(Exercise task) Among the lines below, count those with "среды". Give only the number.

(Task input)
● ● ● ●
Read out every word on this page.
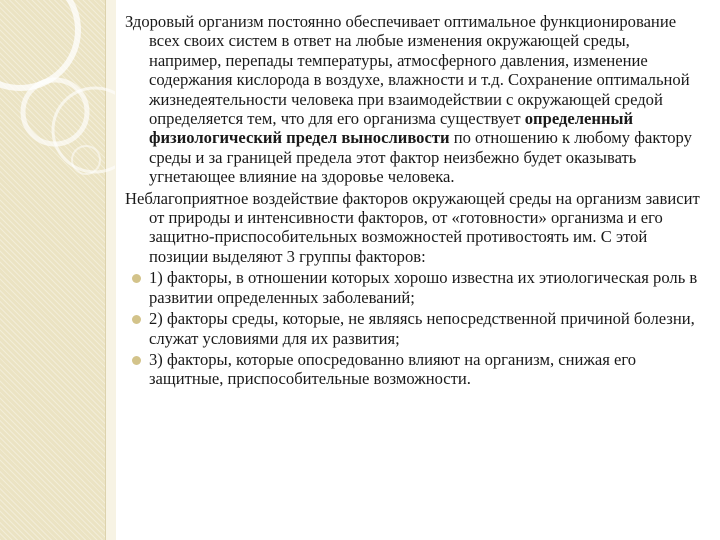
Здоровый организм постоянно обеспечивает оптимальное функционирование всех своих систем в ответ на любые изменения окружающей среды, например, перепады температуры, атмосферного давления, изменение содержания кислорода в воздухе, влажности и т.д. Сохранение оптимальной жизнедеятельности человека при взаимодействии с окружающей средой определяется тем, что для его организма существует определенный физиологический предел выносливости по отношению к любому фактору среды и за границей предела этот фактор неизбежно будет оказывать угнетающее влияние на здоровье человека.

Неблагоприятное воздействие факторов окружающей среды на организм зависит от природы и интенсивности факторов, от «готовности» организма и его защитно-приспособительных возможностей противостоять им. С этой позиции выделяют 3 группы факторов:

1) факторы, в отношении которых хорошо известна их этиологическая роль в развитии определенных заболеваний;
2) факторы среды, которые, не являясь непосредственной причиной болезни, служат условиями для их развития;
3) факторы, которые опосредованно влияют на организм, снижая его защитные, приспособительные возможности.
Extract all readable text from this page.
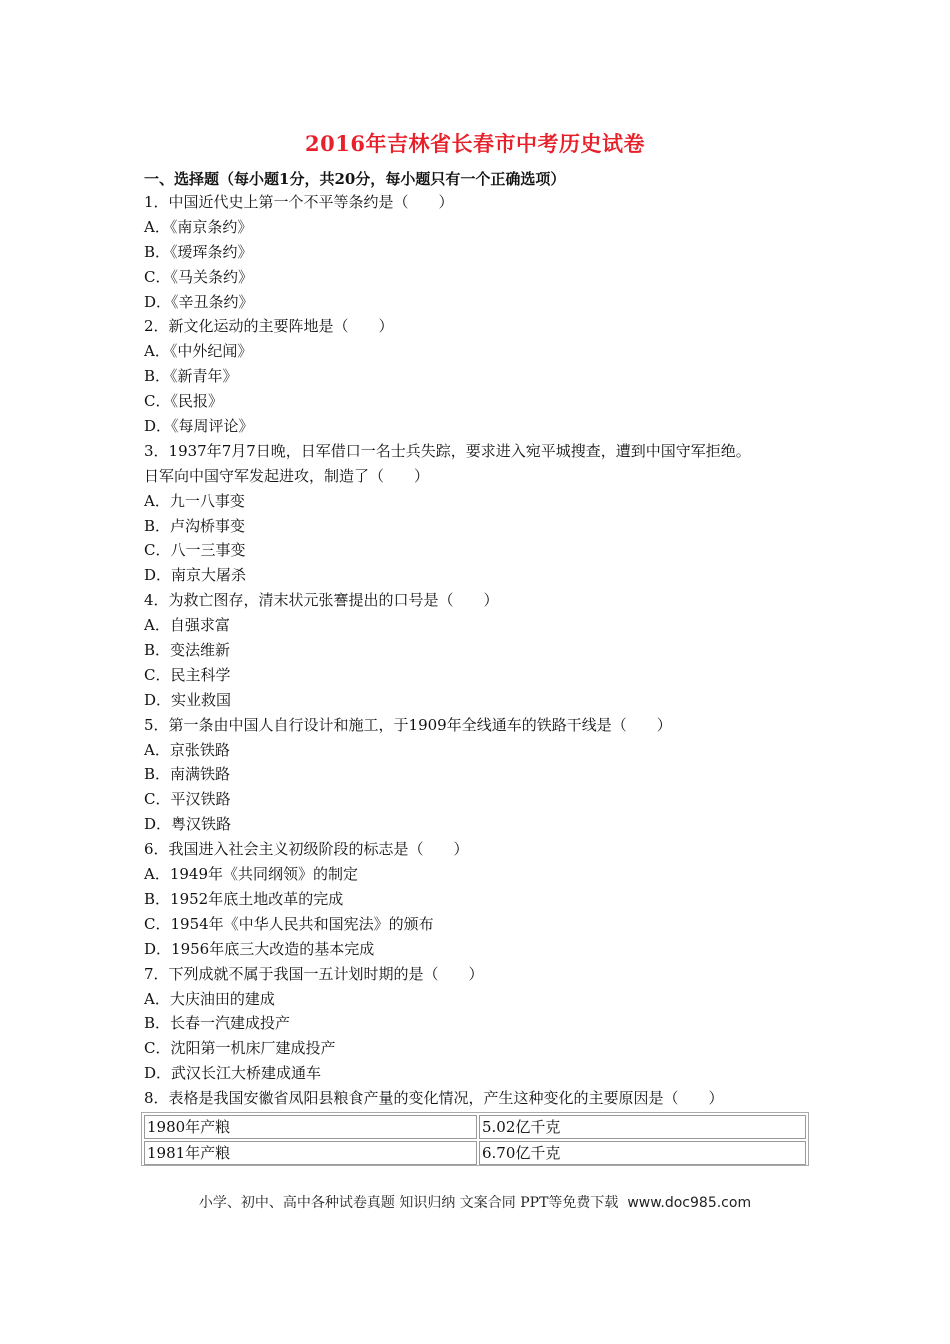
2016年吉林省长春市中考历史试卷
一、选择题（每小题1分，共20分，每小题只有一个正确选项）
1．中国近代史上第一个不平等条约是（　　）
A．《南京条约》
B．《瑷珲条约》
C．《马关条约》
D．《辛丑条约》
2．新文化运动的主要阵地是（　　）
A．《中外纪闻》
B．《新青年》
C．《民报》
D．《每周评论》
3．1937年7月7日晚，日军借口一名士兵失踪，要求进入宛平城搜查，遭到中国守军拒绝。
日军向中国守军发起进攻，制造了（　　）
A．九一八事变
B．卢沟桥事变
C．八一三事变
D．南京大屠杀
4．为救亡图存，清末状元张謇提出的口号是（　　）
A．自强求富
B．变法维新
C．民主科学
D．实业救国
5．第一条由中国人自行设计和施工，于1909年全线通车的铁路干线是（　　）
A．京张铁路
B．南满铁路
C．平汉铁路
D．粤汉铁路
6．我国进入社会主义初级阶段的标志是（　　）
A．1949年《共同纲领》的制定
B．1952年底土地改革的完成
C．1954年《中华人民共和国宪法》的颁布
D．1956年底三大改造的基本完成
7．下列成就不属于我国一五计划时期的是（　　）
A．大庆油田的建成
B．长春一汽建成投产
C．沈阳第一机床厂建成投产
D．武汉长江大桥建成通车
8．表格是我国安徽省凤阳县粮食产量的变化情况，产生这种变化的主要原因是（　　）
1980年产粮	5.02亿千克
1981年产粮	6.70亿千克
小学、初中、高中各种试卷真题 知识归纳 文案合同 PPT等免费下载 www.doc985.com
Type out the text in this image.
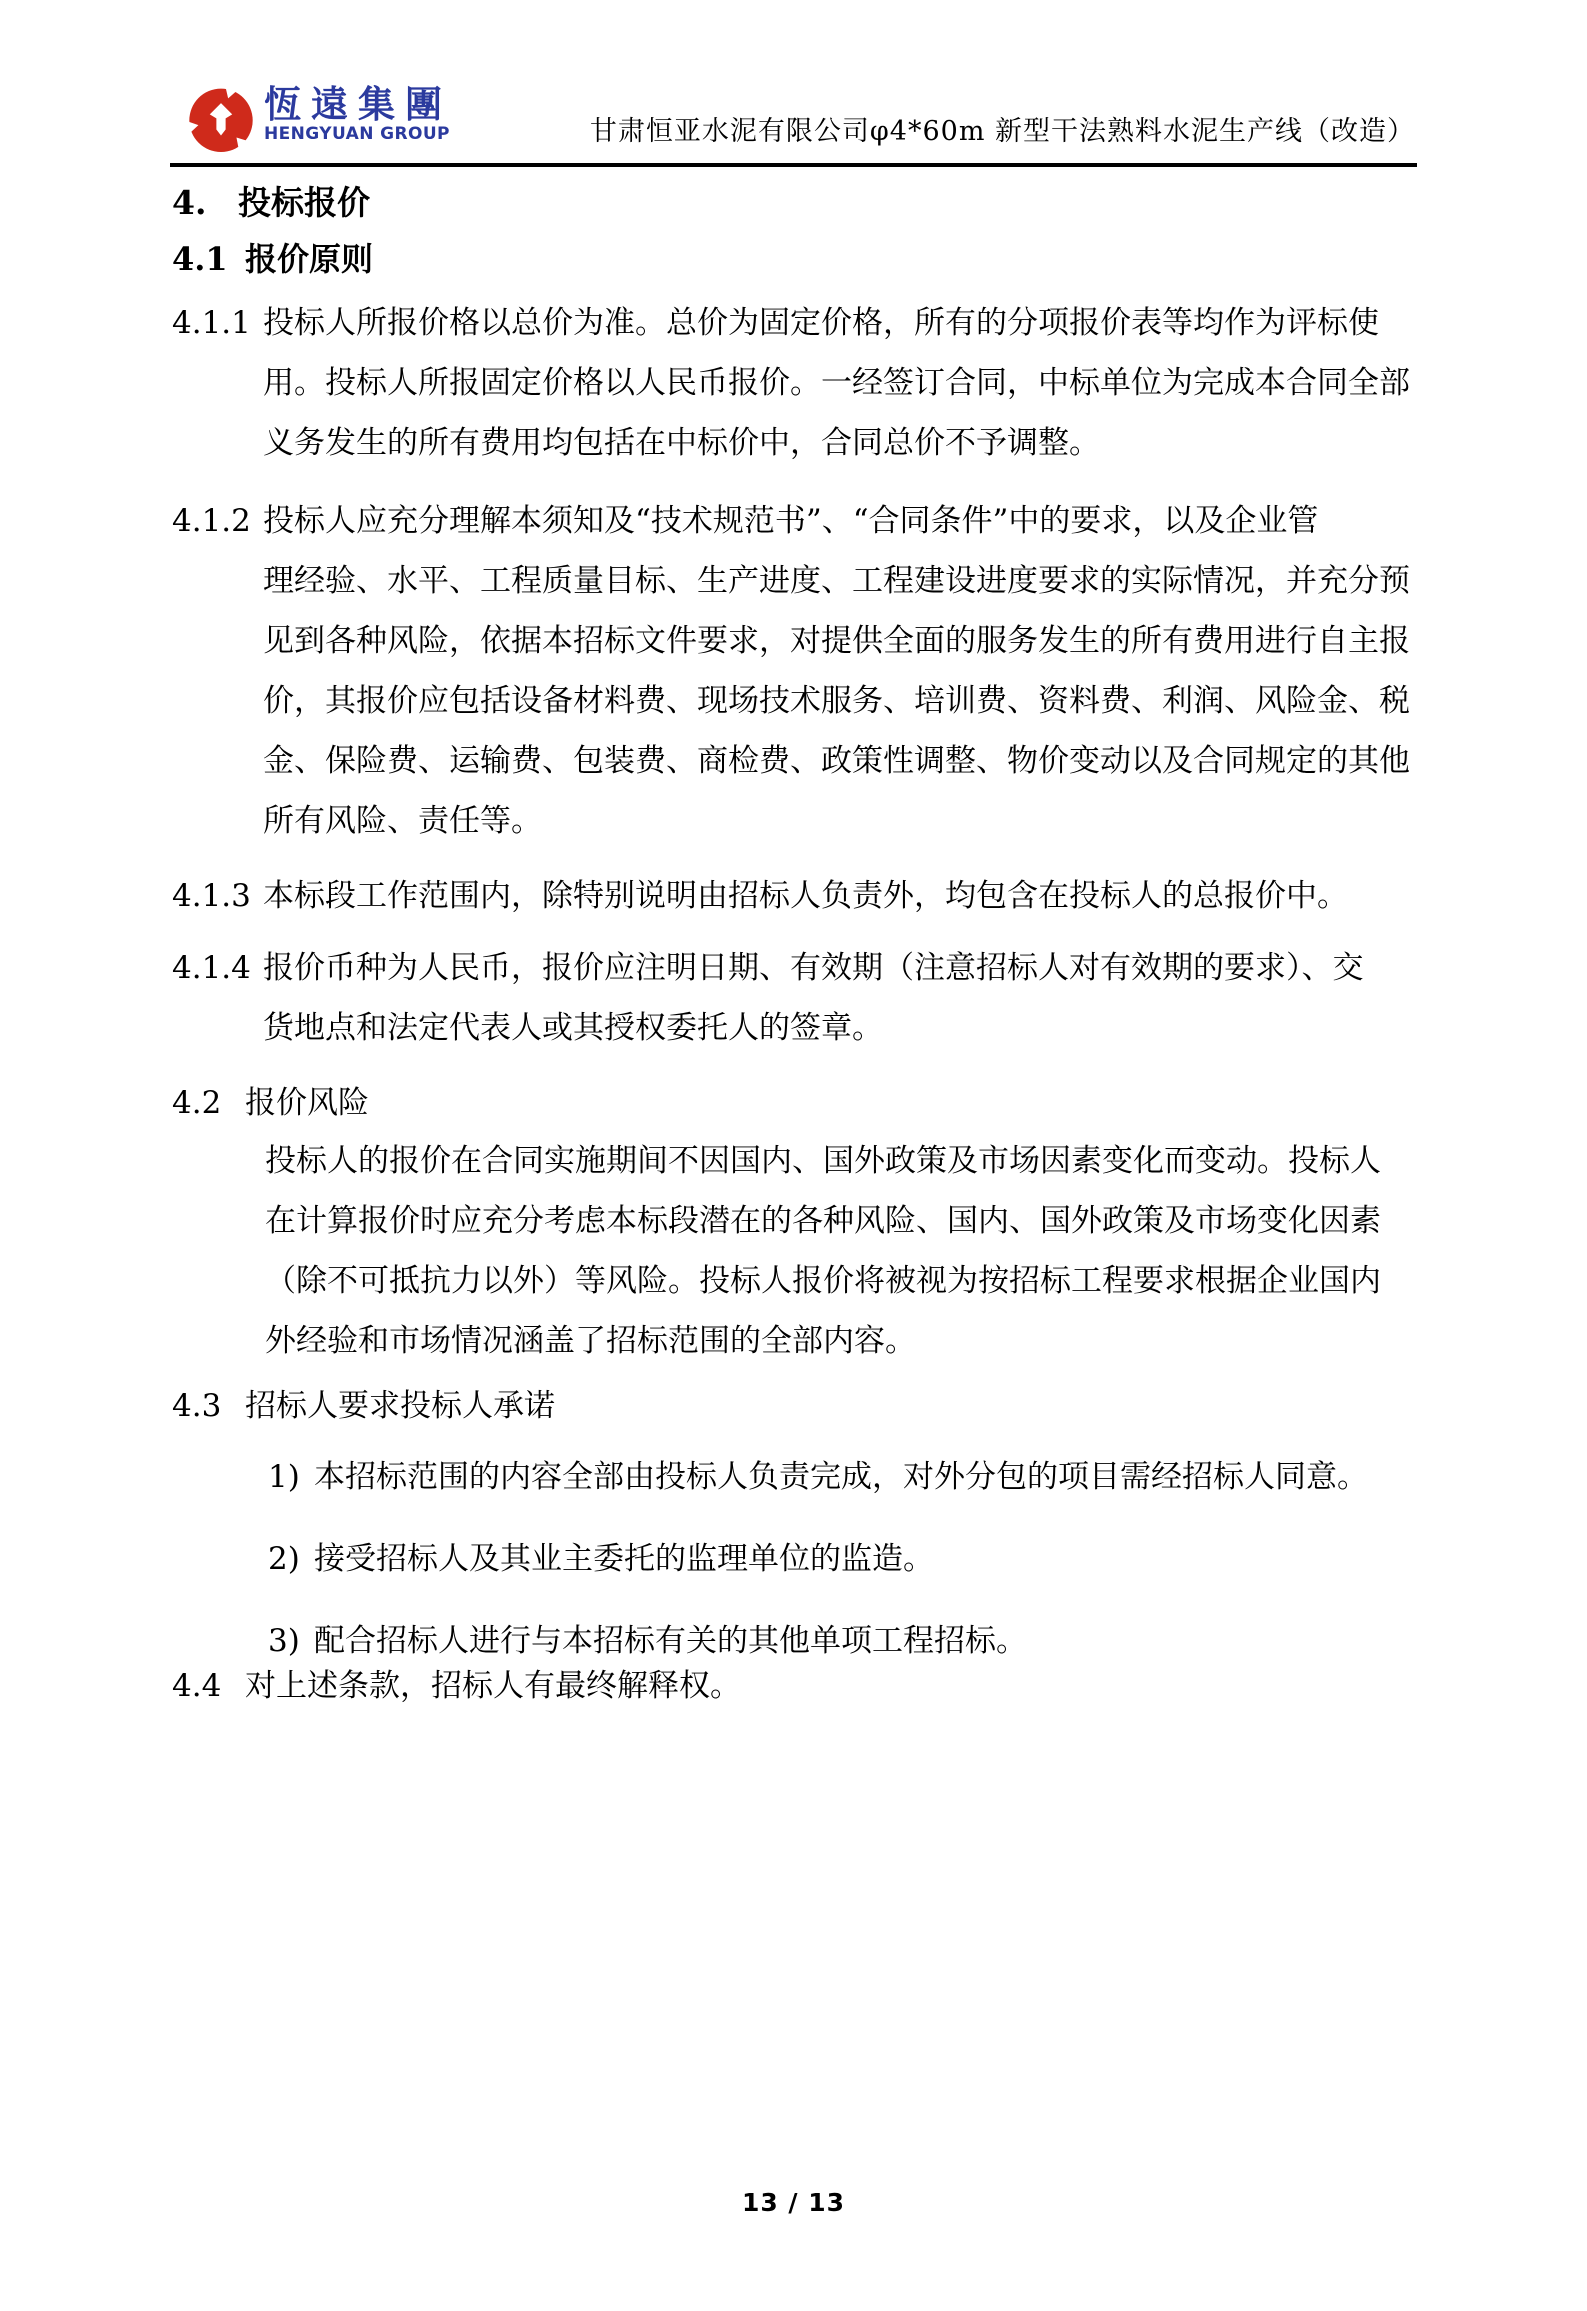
恆遠集團
HENGYUAN GROUP	甘肃恒亚水泥有限公司φ4*60m 新型干法熟料水泥生产线（改造）
4. 投标报价
4.1 报价原则
4.1.1 投标人所报价格以总价为准。总价为固定价格，所有的分项报价表等均作为评标使
用。投标人所报固定价格以人民币报价。一经签订合同，中标单位为完成本合同全部
义务发生的所有费用均包括在中标价中，合同总价不予调整。
4.1.2 投标人应充分理解本须知及“技术规范书”、“合同条件”中的要求，以及企业管
理经验、水平、工程质量目标、生产进度、工程建设进度要求的实际情况，并充分预
见到各种风险，依据本招标文件要求，对提供全面的服务发生的所有费用进行自主报
价，其报价应包括设备材料费、现场技术服务、培训费、资料费、利润、风险金、税
金、保险费、运输费、包装费、商检费、政策性调整、物价变动以及合同规定的其他
所有风险、责任等。
4.1.3 本标段工作范围内，除特别说明由招标人负责外，均包含在投标人的总报价中。
4.1.4 报价币种为人民币，报价应注明日期、有效期（注意招标人对有效期的要求）、交
货地点和法定代表人或其授权委托人的签章。
4.2 报价风险
投标人的报价在合同实施期间不因国内、国外政策及市场因素变化而变动。投标人
在计算报价时应充分考虑本标段潜在的各种风险、国内、国外政策及市场变化因素
（除不可抵抗力以外）等风险。投标人报价将被视为按招标工程要求根据企业国内
外经验和市场情况涵盖了招标范围的全部内容。
4.3 招标人要求投标人承诺
1) 本招标范围的内容全部由投标人负责完成，对外分包的项目需经招标人同意。
2) 接受招标人及其业主委托的监理单位的监造。
3) 配合招标人进行与本招标有关的其他单项工程招标。
4.4 对上述条款，招标人有最终解释权。
13 / 13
● ● ● ●
(Exercise output) 3